(Figure collection entries)
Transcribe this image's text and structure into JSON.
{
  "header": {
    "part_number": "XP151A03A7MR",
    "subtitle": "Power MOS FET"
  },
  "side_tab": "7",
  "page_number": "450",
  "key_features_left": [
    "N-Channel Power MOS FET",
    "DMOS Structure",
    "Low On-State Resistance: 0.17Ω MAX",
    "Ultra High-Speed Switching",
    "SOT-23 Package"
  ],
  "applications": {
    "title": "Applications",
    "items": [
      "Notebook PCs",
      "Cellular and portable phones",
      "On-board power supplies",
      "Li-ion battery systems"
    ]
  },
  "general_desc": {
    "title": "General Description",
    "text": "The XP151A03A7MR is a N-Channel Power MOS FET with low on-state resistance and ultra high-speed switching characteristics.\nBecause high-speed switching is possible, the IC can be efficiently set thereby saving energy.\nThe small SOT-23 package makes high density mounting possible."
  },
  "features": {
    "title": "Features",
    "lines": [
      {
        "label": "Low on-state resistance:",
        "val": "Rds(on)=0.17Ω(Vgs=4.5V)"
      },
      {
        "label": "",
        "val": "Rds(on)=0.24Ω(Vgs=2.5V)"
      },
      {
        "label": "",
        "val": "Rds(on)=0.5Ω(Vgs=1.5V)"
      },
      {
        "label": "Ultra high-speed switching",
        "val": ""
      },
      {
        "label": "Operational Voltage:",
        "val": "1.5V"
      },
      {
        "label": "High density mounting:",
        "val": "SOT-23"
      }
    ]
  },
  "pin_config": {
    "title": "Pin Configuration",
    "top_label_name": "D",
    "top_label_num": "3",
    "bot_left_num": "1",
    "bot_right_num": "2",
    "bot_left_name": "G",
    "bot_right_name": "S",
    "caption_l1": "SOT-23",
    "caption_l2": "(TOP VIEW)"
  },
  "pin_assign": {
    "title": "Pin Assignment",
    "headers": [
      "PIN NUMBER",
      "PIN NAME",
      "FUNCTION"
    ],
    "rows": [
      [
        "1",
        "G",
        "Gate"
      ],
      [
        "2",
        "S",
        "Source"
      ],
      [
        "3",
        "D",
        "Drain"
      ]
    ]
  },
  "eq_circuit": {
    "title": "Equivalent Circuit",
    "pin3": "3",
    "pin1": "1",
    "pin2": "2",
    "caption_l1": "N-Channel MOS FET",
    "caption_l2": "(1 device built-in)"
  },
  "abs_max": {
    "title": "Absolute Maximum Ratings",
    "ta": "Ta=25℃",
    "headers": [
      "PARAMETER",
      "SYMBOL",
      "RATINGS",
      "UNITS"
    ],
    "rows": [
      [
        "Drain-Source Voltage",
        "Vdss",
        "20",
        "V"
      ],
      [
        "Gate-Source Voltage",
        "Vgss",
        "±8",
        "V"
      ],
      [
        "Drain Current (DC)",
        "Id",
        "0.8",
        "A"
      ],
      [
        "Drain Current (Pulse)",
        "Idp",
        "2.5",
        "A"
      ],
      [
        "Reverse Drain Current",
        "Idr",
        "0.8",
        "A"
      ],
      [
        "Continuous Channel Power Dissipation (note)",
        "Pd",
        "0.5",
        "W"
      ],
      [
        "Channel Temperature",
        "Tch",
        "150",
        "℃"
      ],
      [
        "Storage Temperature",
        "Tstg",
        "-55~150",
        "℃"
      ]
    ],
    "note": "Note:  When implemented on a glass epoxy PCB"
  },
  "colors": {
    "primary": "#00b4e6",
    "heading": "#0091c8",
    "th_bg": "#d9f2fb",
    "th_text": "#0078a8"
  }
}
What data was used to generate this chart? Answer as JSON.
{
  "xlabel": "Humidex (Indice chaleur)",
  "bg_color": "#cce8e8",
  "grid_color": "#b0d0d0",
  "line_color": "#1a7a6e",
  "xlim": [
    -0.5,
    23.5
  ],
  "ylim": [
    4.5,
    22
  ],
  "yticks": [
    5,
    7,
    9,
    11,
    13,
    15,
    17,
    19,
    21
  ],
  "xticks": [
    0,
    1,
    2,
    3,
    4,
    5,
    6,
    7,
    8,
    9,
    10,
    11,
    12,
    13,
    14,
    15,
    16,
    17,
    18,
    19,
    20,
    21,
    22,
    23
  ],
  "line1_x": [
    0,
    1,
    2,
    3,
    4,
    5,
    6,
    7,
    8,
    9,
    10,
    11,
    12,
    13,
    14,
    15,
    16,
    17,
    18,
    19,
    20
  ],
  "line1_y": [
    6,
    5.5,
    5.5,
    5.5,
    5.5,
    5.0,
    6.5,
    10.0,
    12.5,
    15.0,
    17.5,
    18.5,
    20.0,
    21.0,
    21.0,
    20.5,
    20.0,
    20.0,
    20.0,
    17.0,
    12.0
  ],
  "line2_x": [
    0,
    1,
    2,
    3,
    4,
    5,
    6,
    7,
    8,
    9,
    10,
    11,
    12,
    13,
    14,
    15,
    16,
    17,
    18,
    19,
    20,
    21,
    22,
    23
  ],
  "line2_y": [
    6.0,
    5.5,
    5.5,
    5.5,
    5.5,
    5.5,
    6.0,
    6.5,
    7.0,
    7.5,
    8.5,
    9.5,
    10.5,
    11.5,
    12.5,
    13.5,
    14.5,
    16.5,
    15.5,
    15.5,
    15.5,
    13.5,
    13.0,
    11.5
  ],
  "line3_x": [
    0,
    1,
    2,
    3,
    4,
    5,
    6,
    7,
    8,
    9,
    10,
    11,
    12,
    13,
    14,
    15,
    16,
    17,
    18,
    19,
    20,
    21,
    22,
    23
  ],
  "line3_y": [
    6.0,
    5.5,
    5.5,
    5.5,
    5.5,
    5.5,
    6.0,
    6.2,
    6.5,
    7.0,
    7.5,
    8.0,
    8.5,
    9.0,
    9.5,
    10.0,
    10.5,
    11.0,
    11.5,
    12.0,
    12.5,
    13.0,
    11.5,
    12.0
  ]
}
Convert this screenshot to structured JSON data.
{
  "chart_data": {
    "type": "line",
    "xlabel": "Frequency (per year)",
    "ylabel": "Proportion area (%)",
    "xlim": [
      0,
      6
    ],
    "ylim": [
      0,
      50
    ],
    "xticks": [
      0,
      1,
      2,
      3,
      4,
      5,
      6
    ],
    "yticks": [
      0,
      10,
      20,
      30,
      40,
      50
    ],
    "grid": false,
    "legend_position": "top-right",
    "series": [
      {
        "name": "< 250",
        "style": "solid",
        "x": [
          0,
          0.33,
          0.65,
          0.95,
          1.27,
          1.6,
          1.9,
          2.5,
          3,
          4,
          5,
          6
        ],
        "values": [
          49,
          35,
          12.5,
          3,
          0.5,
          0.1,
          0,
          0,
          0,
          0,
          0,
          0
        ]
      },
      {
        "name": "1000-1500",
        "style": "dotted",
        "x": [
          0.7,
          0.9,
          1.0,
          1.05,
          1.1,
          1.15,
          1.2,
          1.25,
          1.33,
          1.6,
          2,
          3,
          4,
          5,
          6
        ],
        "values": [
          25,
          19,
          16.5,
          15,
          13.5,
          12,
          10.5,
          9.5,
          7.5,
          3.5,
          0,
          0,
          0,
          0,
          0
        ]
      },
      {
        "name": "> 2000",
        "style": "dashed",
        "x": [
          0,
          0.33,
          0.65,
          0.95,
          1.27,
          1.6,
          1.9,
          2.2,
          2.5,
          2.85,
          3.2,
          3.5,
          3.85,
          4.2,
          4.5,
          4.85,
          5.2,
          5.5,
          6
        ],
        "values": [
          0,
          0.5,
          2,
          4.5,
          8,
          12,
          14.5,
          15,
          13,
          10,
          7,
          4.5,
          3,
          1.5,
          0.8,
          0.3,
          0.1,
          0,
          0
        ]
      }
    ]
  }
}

Required work:
Find every line of the data that holds the string "Source", then say how many there are and nothing else.

Written answer:
3